What is needed: Exactly as written, quote every line that follows, skipping the images.
>> Start
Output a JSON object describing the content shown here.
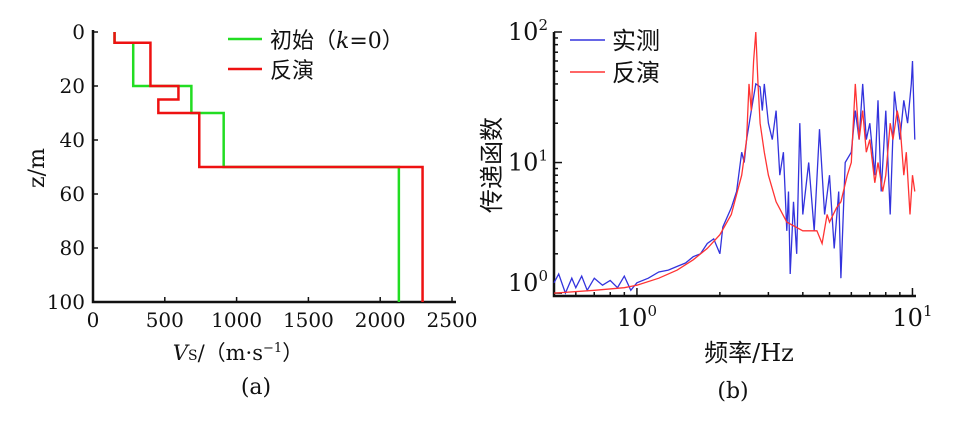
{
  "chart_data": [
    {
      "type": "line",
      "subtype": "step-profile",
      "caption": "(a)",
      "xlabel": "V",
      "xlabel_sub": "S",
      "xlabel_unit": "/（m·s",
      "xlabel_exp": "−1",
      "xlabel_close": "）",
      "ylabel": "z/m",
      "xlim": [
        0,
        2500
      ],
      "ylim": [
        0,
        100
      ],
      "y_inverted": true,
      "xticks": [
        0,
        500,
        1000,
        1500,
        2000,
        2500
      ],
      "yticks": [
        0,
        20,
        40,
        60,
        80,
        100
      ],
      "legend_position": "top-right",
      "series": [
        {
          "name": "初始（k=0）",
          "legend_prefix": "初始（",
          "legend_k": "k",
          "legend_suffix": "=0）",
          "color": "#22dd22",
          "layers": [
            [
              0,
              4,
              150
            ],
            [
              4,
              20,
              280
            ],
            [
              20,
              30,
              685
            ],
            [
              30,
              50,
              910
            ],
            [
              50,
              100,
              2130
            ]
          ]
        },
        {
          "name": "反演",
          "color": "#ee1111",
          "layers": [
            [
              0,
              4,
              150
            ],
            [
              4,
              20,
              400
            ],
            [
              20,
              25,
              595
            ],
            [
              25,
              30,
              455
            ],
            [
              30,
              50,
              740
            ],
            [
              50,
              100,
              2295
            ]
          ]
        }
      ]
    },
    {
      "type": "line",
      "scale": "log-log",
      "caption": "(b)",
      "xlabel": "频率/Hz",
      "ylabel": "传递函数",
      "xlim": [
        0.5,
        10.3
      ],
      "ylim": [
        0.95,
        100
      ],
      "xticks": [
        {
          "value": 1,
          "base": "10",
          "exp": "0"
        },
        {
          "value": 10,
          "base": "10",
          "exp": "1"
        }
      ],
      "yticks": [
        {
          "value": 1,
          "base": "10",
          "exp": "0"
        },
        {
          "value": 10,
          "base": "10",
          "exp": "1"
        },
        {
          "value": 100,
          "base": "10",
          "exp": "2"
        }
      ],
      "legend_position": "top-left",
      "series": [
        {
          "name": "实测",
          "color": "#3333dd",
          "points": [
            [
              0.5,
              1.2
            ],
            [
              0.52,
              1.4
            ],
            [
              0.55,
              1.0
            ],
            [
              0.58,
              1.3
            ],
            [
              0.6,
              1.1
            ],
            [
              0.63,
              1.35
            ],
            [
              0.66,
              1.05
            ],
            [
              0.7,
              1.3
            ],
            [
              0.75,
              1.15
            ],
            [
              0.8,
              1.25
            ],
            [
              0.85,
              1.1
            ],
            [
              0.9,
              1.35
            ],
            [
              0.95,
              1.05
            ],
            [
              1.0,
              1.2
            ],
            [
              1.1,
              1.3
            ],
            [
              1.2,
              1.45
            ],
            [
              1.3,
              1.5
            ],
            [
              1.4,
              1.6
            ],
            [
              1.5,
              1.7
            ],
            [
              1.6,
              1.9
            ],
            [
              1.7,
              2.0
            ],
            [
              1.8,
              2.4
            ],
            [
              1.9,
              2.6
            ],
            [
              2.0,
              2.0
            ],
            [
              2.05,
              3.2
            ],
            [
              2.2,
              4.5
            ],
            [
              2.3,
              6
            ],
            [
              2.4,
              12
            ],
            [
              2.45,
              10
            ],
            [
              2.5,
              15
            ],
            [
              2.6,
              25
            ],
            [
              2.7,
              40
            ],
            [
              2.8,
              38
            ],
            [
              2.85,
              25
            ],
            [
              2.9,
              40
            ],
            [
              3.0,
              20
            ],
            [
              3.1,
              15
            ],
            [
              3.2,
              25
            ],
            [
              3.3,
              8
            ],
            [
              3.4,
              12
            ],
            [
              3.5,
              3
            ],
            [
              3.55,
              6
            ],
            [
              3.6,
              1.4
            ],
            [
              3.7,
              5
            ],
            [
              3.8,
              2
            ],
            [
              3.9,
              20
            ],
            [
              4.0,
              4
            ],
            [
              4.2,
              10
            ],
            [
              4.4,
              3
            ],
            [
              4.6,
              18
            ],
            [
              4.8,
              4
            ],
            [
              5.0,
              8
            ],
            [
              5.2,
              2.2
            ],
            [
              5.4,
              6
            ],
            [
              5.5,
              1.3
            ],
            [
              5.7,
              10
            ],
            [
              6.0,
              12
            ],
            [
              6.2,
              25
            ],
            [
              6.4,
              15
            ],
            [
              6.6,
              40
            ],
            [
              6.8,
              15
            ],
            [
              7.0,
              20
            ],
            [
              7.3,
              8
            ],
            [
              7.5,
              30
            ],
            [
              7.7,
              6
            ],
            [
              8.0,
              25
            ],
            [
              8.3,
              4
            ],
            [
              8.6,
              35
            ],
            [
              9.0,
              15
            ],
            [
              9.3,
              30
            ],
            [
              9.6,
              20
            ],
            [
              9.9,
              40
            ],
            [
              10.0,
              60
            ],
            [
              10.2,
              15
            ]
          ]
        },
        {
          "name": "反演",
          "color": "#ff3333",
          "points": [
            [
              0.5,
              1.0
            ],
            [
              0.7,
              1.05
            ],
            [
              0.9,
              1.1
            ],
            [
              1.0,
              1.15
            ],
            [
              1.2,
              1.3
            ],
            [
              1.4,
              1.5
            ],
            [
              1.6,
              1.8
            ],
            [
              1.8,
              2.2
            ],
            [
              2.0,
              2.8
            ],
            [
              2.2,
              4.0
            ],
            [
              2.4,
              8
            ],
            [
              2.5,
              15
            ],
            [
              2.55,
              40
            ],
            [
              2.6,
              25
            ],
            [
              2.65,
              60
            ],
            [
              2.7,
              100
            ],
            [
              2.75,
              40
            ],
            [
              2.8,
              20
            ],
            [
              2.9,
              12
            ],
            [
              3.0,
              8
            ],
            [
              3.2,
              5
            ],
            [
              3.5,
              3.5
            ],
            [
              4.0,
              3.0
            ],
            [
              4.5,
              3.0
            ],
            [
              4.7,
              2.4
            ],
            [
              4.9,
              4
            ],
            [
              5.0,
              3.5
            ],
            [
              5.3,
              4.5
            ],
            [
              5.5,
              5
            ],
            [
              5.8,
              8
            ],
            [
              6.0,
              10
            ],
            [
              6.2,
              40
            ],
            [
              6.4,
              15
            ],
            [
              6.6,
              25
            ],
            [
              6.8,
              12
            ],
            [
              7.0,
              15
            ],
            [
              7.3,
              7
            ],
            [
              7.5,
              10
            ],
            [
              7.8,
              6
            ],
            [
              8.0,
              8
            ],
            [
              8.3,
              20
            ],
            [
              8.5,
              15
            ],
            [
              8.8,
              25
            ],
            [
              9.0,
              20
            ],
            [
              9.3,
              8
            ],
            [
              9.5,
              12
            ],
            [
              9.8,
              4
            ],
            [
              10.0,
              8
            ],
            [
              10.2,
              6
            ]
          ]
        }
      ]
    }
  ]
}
>> End
Solution to the problem:
Output a JSON object describing the content shown here.
{
  "chart_data": [
    {
      "type": "line",
      "subtype": "step-profile",
      "caption": "(a)",
      "xlabel": "V",
      "xlabel_sub": "S",
      "xlabel_unit": "/（m·s",
      "xlabel_exp": "−1",
      "xlabel_close": "）",
      "ylabel": "z/m",
      "xlim": [
        0,
        2500
      ],
      "ylim": [
        0,
        100
      ],
      "y_inverted": true,
      "xticks": [
        0,
        500,
        1000,
        1500,
        2000,
        2500
      ],
      "yticks": [
        0,
        20,
        40,
        60,
        80,
        100
      ],
      "legend_position": "top-right",
      "series": [
        {
          "name": "初始（k=0）",
          "legend_prefix": "初始（",
          "legend_k": "k",
          "legend_suffix": "=0）",
          "color": "#22dd22",
          "layers": [
            [
              0,
              4,
              150
            ],
            [
              4,
              20,
              280
            ],
            [
              20,
              30,
              685
            ],
            [
              30,
              50,
              910
            ],
            [
              50,
              100,
              2130
            ]
          ]
        },
        {
          "name": "反演",
          "color": "#ee1111",
          "layers": [
            [
              0,
              4,
              150
            ],
            [
              4,
              20,
              400
            ],
            [
              20,
              25,
              595
            ],
            [
              25,
              30,
              455
            ],
            [
              30,
              50,
              740
            ],
            [
              50,
              100,
              2295
            ]
          ]
        }
      ]
    },
    {
      "type": "line",
      "scale": "log-log",
      "caption": "(b)",
      "xlabel": "频率/Hz",
      "ylabel": "传递函数",
      "xlim": [
        0.5,
        10.3
      ],
      "ylim": [
        0.95,
        100
      ],
      "xticks": [
        {
          "value": 1,
          "base": "10",
          "exp": "0"
        },
        {
          "value": 10,
          "base": "10",
          "exp": "1"
        }
      ],
      "yticks": [
        {
          "value": 1,
          "base": "10",
          "exp": "0"
        },
        {
          "value": 10,
          "base": "10",
          "exp": "1"
        },
        {
          "value": 100,
          "base": "10",
          "exp": "2"
        }
      ],
      "legend_position": "top-left",
      "series": [
        {
          "name": "实测",
          "color": "#3333dd",
          "points": [
            [
              0.5,
              1.2
            ],
            [
              0.52,
              1.4
            ],
            [
              0.55,
              1.0
            ],
            [
              0.58,
              1.3
            ],
            [
              0.6,
              1.1
            ],
            [
              0.63,
              1.35
            ],
            [
              0.66,
              1.05
            ],
            [
              0.7,
              1.3
            ],
            [
              0.75,
              1.15
            ],
            [
              0.8,
              1.25
            ],
            [
              0.85,
              1.1
            ],
            [
              0.9,
              1.35
            ],
            [
              0.95,
              1.05
            ],
            [
              1.0,
              1.2
            ],
            [
              1.1,
              1.3
            ],
            [
              1.2,
              1.45
            ],
            [
              1.3,
              1.5
            ],
            [
              1.4,
              1.6
            ],
            [
              1.5,
              1.7
            ],
            [
              1.6,
              1.9
            ],
            [
              1.7,
              2.0
            ],
            [
              1.8,
              2.4
            ],
            [
              1.9,
              2.6
            ],
            [
              2.0,
              2.0
            ],
            [
              2.05,
              3.2
            ],
            [
              2.2,
              4.5
            ],
            [
              2.3,
              6
            ],
            [
              2.4,
              12
            ],
            [
              2.45,
              10
            ],
            [
              2.5,
              15
            ],
            [
              2.6,
              25
            ],
            [
              2.7,
              40
            ],
            [
              2.8,
              38
            ],
            [
              2.85,
              25
            ],
            [
              2.9,
              40
            ],
            [
              3.0,
              20
            ],
            [
              3.1,
              15
            ],
            [
              3.2,
              25
            ],
            [
              3.3,
              8
            ],
            [
              3.4,
              12
            ],
            [
              3.5,
              3
            ],
            [
              3.55,
              6
            ],
            [
              3.6,
              1.4
            ],
            [
              3.7,
              5
            ],
            [
              3.8,
              2
            ],
            [
              3.9,
              20
            ],
            [
              4.0,
              4
            ],
            [
              4.2,
              10
            ],
            [
              4.4,
              3
            ],
            [
              4.6,
              18
            ],
            [
              4.8,
              4
            ],
            [
              5.0,
              8
            ],
            [
              5.2,
              2.2
            ],
            [
              5.4,
              6
            ],
            [
              5.5,
              1.3
            ],
            [
              5.7,
              10
            ],
            [
              6.0,
              12
            ],
            [
              6.2,
              25
            ],
            [
              6.4,
              15
            ],
            [
              6.6,
              40
            ],
            [
              6.8,
              15
            ],
            [
              7.0,
              20
            ],
            [
              7.3,
              8
            ],
            [
              7.5,
              30
            ],
            [
              7.7,
              6
            ],
            [
              8.0,
              25
            ],
            [
              8.3,
              4
            ],
            [
              8.6,
              35
            ],
            [
              9.0,
              15
            ],
            [
              9.3,
              30
            ],
            [
              9.6,
              20
            ],
            [
              9.9,
              40
            ],
            [
              10.0,
              60
            ],
            [
              10.2,
              15
            ]
          ]
        },
        {
          "name": "反演",
          "color": "#ff3333",
          "points": [
            [
              0.5,
              1.0
            ],
            [
              0.7,
              1.05
            ],
            [
              0.9,
              1.1
            ],
            [
              1.0,
              1.15
            ],
            [
              1.2,
              1.3
            ],
            [
              1.4,
              1.5
            ],
            [
              1.6,
              1.8
            ],
            [
              1.8,
              2.2
            ],
            [
              2.0,
              2.8
            ],
            [
              2.2,
              4.0
            ],
            [
              2.4,
              8
            ],
            [
              2.5,
              15
            ],
            [
              2.55,
              40
            ],
            [
              2.6,
              25
            ],
            [
              2.65,
              60
            ],
            [
              2.7,
              100
            ],
            [
              2.75,
              40
            ],
            [
              2.8,
              20
            ],
            [
              2.9,
              12
            ],
            [
              3.0,
              8
            ],
            [
              3.2,
              5
            ],
            [
              3.5,
              3.5
            ],
            [
              4.0,
              3.0
            ],
            [
              4.5,
              3.0
            ],
            [
              4.7,
              2.4
            ],
            [
              4.9,
              4
            ],
            [
              5.0,
              3.5
            ],
            [
              5.3,
              4.5
            ],
            [
              5.5,
              5
            ],
            [
              5.8,
              8
            ],
            [
              6.0,
              10
            ],
            [
              6.2,
              40
            ],
            [
              6.4,
              15
            ],
            [
              6.6,
              25
            ],
            [
              6.8,
              12
            ],
            [
              7.0,
              15
            ],
            [
              7.3,
              7
            ],
            [
              7.5,
              10
            ],
            [
              7.8,
              6
            ],
            [
              8.0,
              8
            ],
            [
              8.3,
              20
            ],
            [
              8.5,
              15
            ],
            [
              8.8,
              25
            ],
            [
              9.0,
              20
            ],
            [
              9.3,
              8
            ],
            [
              9.5,
              12
            ],
            [
              9.8,
              4
            ],
            [
              10.0,
              8
            ],
            [
              10.2,
              6
            ]
          ]
        }
      ]
    }
  ]
}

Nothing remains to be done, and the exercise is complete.